● **DATA FOR THE TASK**
--- begin ---

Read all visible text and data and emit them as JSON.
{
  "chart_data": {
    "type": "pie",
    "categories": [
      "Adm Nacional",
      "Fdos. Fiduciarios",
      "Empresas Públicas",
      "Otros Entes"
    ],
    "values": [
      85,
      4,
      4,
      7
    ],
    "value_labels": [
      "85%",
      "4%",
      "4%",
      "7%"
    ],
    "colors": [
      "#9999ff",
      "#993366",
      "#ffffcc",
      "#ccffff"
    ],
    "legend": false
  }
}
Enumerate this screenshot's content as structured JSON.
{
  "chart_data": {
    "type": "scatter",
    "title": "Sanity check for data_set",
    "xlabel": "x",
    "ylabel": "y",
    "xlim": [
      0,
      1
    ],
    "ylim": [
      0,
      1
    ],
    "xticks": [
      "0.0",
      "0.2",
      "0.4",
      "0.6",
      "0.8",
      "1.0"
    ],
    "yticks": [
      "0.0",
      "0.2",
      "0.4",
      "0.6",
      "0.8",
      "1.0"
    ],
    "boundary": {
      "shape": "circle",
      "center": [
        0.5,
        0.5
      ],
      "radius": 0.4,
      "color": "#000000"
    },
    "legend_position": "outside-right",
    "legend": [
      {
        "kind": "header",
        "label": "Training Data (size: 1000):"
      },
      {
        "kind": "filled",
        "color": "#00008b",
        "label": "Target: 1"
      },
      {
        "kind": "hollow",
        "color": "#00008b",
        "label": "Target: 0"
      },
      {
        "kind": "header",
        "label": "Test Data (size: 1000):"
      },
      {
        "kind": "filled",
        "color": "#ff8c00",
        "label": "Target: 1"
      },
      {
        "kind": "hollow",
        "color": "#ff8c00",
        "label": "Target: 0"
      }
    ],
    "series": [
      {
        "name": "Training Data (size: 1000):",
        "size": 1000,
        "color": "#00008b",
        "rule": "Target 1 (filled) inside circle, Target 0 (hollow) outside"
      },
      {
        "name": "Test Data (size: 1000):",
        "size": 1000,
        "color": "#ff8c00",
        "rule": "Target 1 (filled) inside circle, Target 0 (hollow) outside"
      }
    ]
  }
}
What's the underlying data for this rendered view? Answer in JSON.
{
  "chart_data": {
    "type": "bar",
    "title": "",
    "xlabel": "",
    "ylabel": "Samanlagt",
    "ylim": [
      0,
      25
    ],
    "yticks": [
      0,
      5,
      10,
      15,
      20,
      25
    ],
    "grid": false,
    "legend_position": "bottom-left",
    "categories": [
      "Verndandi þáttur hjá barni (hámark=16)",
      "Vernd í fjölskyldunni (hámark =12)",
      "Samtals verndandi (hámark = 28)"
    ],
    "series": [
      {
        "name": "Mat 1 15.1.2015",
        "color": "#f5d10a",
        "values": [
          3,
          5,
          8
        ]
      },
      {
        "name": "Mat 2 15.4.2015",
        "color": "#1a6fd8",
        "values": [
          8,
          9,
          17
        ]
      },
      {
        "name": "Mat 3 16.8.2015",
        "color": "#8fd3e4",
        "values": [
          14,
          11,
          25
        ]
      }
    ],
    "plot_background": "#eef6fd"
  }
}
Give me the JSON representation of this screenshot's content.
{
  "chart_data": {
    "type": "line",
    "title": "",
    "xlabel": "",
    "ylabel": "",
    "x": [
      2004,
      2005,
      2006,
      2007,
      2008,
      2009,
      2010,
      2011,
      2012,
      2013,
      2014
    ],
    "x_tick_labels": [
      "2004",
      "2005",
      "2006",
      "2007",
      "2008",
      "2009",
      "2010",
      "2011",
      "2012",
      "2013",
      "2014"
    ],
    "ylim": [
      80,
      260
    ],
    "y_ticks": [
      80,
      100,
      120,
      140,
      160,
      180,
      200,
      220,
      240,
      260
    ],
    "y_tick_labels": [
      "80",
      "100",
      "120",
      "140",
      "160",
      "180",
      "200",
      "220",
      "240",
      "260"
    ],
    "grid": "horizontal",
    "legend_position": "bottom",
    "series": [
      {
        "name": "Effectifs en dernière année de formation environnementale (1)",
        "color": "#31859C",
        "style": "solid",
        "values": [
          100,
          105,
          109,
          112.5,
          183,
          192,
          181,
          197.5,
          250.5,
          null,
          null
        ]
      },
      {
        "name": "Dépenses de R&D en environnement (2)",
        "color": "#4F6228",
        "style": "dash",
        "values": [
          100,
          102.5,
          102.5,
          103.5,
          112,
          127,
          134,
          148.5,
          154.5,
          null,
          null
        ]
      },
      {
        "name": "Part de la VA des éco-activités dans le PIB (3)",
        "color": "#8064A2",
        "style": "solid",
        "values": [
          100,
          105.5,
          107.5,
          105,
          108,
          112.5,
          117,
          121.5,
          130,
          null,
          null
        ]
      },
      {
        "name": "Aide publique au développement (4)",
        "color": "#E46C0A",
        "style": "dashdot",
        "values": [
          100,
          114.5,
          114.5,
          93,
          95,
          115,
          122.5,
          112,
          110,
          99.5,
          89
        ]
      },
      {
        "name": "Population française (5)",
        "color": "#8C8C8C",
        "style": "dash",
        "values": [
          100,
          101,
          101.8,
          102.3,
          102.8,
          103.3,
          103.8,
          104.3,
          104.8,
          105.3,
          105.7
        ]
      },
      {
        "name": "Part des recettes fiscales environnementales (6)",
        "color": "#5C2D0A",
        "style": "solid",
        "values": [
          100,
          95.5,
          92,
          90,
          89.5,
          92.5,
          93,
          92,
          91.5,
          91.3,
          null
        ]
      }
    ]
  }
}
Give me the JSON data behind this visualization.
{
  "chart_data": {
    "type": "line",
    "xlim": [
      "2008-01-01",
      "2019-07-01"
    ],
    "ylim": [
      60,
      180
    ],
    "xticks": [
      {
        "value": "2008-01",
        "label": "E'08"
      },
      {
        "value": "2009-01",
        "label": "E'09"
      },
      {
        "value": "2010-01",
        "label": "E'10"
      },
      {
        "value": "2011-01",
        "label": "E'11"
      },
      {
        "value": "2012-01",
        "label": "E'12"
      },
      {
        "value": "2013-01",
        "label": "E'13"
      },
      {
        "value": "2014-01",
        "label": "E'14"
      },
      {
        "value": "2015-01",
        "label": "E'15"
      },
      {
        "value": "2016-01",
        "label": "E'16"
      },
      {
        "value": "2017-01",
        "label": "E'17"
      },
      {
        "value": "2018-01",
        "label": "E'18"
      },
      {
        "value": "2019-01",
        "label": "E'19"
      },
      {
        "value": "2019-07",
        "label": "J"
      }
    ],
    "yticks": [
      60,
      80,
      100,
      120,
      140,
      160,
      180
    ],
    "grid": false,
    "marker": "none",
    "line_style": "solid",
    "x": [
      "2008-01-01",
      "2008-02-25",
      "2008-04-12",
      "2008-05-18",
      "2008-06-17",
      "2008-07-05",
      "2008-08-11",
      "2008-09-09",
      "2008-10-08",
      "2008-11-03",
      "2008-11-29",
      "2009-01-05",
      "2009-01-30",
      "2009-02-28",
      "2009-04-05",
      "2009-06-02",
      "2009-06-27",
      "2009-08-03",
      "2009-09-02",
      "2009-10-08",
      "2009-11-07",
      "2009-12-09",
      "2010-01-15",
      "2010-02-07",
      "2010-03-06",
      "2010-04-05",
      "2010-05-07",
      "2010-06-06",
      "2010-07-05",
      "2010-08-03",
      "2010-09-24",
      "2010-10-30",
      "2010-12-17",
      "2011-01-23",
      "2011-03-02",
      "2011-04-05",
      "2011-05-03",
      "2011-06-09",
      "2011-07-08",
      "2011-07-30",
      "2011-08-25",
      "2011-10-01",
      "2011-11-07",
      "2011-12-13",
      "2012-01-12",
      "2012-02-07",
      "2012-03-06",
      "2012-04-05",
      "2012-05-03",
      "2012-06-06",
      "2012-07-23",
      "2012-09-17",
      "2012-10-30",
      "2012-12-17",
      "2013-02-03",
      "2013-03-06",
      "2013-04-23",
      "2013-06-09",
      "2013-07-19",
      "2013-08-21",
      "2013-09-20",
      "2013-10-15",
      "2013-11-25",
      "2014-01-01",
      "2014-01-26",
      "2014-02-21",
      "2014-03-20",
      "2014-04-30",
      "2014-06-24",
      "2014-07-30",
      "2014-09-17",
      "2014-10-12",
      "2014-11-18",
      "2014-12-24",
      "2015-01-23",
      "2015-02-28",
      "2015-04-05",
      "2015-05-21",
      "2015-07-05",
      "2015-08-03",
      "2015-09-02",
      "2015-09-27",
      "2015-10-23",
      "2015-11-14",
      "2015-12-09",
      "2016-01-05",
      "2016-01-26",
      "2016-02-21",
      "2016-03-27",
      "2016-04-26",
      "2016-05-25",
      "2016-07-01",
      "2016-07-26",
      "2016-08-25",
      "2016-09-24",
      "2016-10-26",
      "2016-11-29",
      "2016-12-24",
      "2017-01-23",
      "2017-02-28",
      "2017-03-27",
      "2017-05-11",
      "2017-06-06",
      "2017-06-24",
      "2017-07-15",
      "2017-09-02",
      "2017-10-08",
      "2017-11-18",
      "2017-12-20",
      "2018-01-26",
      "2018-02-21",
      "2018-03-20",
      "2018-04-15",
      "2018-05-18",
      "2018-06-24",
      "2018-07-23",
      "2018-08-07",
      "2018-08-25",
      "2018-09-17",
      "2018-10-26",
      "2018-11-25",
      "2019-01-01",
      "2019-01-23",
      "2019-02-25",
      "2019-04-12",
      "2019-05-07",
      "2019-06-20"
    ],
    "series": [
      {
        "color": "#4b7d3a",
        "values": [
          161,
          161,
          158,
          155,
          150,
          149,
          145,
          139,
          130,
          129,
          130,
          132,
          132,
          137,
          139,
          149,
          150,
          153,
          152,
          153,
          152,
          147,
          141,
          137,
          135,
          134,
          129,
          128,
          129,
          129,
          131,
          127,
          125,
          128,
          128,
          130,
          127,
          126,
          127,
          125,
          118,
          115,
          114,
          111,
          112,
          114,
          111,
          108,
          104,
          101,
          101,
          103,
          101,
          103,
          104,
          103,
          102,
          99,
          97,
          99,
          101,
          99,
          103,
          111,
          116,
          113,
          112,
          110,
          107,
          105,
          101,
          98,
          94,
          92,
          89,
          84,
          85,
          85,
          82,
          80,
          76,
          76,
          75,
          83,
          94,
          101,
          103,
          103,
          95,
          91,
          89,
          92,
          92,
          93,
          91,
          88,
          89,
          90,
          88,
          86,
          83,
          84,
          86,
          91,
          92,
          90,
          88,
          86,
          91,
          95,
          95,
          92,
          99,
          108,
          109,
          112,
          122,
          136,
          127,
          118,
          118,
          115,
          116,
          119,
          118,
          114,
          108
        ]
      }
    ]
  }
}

--- end ---

● **STATED GOAL**
Go through the listing above and list every line that has the word "screenshot".

● **RESULT FOR THIS EXERCISE**
Enumerate this screenshot's content as structured JSON.
Give me the JSON representation of this screenshot's content.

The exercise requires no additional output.